Restate the whole listing word for word. Pictures are left out.

::::

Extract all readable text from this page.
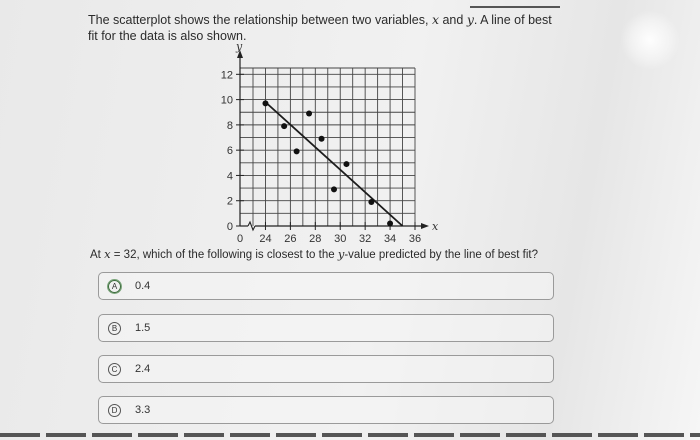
The scatterplot shows the relationship between two variables, x and y. A line of best fit for the data is also shown.
0
2
4
6
8
10
12
0 24 26 28 30 32 34 36
y
x
At x = 32, which of the following is closest to the y-value predicted by the line of best fit?
A	0.4
B	1.5
C	2.4
D	3.3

::::

Answer below:
Extract all readable text from this page.
The scatterplot shows the relationship between two variables, x and y. A line of best fit for the data is also shown.
0
2
4
6
8
10
12
0 24 26 28 30 32 34 36
y
x
At x = 32, which of the following is closest to the y-value predicted by the line of best fit?
A	0.4
B	1.5
C	2.4
D	3.3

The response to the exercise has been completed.